:: Input material

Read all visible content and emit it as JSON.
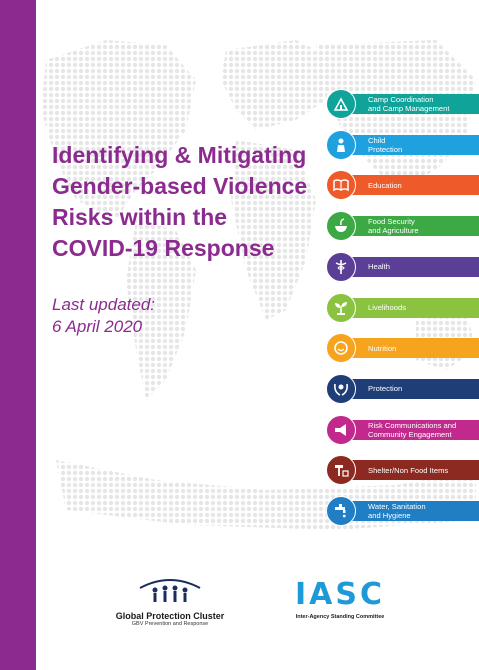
{
  "cover": {
    "title_lines": [
      "Identifying & Mitigating",
      "Gender-based Violence",
      "Risks within the",
      "COVID-19 Response"
    ],
    "updated_label": "Last updated:",
    "updated_date": "6 April 2020",
    "accent_color": "#8c2b8f"
  },
  "clusters": [
    {
      "line1": "Camp Coordination",
      "line2": "and Camp Management",
      "color": "#0fa39a",
      "icon": "camp-icon"
    },
    {
      "line1": "Child",
      "line2": "Protection",
      "color": "#1fa1e0",
      "icon": "child-icon"
    },
    {
      "line1": "Education",
      "line2": "",
      "color": "#ee5a2a",
      "icon": "book-icon"
    },
    {
      "line1": "Food Security",
      "line2": "and Agriculture",
      "color": "#3da944",
      "icon": "bowl-icon"
    },
    {
      "line1": "Health",
      "line2": "",
      "color": "#5b3f97",
      "icon": "caduceus-icon"
    },
    {
      "line1": "Livelihoods",
      "line2": "",
      "color": "#8bc340",
      "icon": "seedling-icon"
    },
    {
      "line1": "Nutrition",
      "line2": "",
      "color": "#f6a41d",
      "icon": "face-icon"
    },
    {
      "line1": "Protection",
      "line2": "",
      "color": "#1f3e78",
      "icon": "hands-icon"
    },
    {
      "line1": "Risk Communications and",
      "line2": "Community Engagement",
      "color": "#c1298c",
      "icon": "megaphone-icon"
    },
    {
      "line1": "Shelter/Non Food Items",
      "line2": "",
      "color": "#8c2a22",
      "icon": "hammer-icon"
    },
    {
      "line1": "Water, Sanitation",
      "line2": "and Hygiene",
      "color": "#1f7ec4",
      "icon": "tap-icon"
    }
  ],
  "footer": {
    "gpc_name": "Global Protection Cluster",
    "gpc_sub": "GBV Prevention and Response",
    "iasc_logo": "IASC",
    "iasc_sub": "Inter-Agency Standing Committee"
  }
}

::::

→ **What is needed**:
Scan the listing above and identify each line holding the string "Food"; copy every such line.

→ **The completed task**:
      "line1": "Food Security",
      "line1": "Shelter/Non Food Items",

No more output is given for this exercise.